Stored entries

<<<<

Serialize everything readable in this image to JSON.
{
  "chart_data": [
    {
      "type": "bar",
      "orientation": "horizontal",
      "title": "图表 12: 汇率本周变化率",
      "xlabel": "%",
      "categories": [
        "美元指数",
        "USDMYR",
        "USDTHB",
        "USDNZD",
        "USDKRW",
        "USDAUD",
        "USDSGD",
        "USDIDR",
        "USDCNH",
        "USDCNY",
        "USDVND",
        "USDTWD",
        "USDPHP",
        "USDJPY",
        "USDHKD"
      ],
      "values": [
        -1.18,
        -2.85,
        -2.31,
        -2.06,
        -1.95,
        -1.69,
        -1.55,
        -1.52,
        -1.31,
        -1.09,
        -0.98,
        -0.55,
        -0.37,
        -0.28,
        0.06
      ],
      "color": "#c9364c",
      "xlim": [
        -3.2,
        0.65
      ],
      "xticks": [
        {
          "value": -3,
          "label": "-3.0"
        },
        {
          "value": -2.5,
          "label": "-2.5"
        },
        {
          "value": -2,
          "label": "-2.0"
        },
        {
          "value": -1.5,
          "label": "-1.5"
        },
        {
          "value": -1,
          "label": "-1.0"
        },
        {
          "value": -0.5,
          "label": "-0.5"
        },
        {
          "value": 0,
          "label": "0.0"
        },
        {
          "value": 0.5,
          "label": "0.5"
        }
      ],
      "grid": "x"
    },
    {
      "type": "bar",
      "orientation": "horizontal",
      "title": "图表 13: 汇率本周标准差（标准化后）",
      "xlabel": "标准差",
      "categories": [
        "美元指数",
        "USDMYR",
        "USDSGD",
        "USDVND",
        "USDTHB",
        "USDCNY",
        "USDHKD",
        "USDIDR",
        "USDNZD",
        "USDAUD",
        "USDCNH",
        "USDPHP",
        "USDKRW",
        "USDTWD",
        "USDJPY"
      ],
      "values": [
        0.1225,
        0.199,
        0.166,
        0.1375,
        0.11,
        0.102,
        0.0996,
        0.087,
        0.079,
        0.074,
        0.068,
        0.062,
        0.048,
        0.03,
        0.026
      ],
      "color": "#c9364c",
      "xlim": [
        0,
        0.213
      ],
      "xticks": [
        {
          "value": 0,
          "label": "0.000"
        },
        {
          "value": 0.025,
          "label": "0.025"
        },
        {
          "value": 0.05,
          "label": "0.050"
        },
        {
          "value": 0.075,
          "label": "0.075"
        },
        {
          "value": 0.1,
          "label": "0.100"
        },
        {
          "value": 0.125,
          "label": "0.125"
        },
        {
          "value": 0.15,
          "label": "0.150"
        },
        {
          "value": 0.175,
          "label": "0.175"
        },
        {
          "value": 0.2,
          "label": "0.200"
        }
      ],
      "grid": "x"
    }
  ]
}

>>>>

Every entry should be printed again exactly as written.

> [Output of the exercise]
Serialize everything readable in this image to JSON.
{
  "chart_data": [
    {
      "type": "bar",
      "orientation": "horizontal",
      "title": "图表 12: 汇率本周变化率",
      "xlabel": "%",
      "categories": [
        "美元指数",
        "USDMYR",
        "USDTHB",
        "USDNZD",
        "USDKRW",
        "USDAUD",
        "USDSGD",
        "USDIDR",
        "USDCNH",
        "USDCNY",
        "USDVND",
        "USDTWD",
        "USDPHP",
        "USDJPY",
        "USDHKD"
      ],
      "values": [
        -1.18,
        -2.85,
        -2.31,
        -2.06,
        -1.95,
        -1.69,
        -1.55,
        -1.52,
        -1.31,
        -1.09,
        -0.98,
        -0.55,
        -0.37,
        -0.28,
        0.06
      ],
      "color": "#c9364c",
      "xlim": [
        -3.2,
        0.65
      ],
      "xticks": [
        {
          "value": -3,
          "label": "-3.0"
        },
        {
          "value": -2.5,
          "label": "-2.5"
        },
        {
          "value": -2,
          "label": "-2.0"
        },
        {
          "value": -1.5,
          "label": "-1.5"
        },
        {
          "value": -1,
          "label": "-1.0"
        },
        {
          "value": -0.5,
          "label": "-0.5"
        },
        {
          "value": 0,
          "label": "0.0"
        },
        {
          "value": 0.5,
          "label": "0.5"
        }
      ],
      "grid": "x"
    },
    {
      "type": "bar",
      "orientation": "horizontal",
      "title": "图表 13: 汇率本周标准差（标准化后）",
      "xlabel": "标准差",
      "categories": [
        "美元指数",
        "USDMYR",
        "USDSGD",
        "USDVND",
        "USDTHB",
        "USDCNY",
        "USDHKD",
        "USDIDR",
        "USDNZD",
        "USDAUD",
        "USDCNH",
        "USDPHP",
        "USDKRW",
        "USDTWD",
        "USDJPY"
      ],
      "values": [
        0.1225,
        0.199,
        0.166,
        0.1375,
        0.11,
        0.102,
        0.0996,
        0.087,
        0.079,
        0.074,
        0.068,
        0.062,
        0.048,
        0.03,
        0.026
      ],
      "color": "#c9364c",
      "xlim": [
        0,
        0.213
      ],
      "xticks": [
        {
          "value": 0,
          "label": "0.000"
        },
        {
          "value": 0.025,
          "label": "0.025"
        },
        {
          "value": 0.05,
          "label": "0.050"
        },
        {
          "value": 0.075,
          "label": "0.075"
        },
        {
          "value": 0.1,
          "label": "0.100"
        },
        {
          "value": 0.125,
          "label": "0.125"
        },
        {
          "value": 0.15,
          "label": "0.150"
        },
        {
          "value": 0.175,
          "label": "0.175"
        },
        {
          "value": 0.2,
          "label": "0.200"
        }
      ],
      "grid": "x"
    }
  ]
}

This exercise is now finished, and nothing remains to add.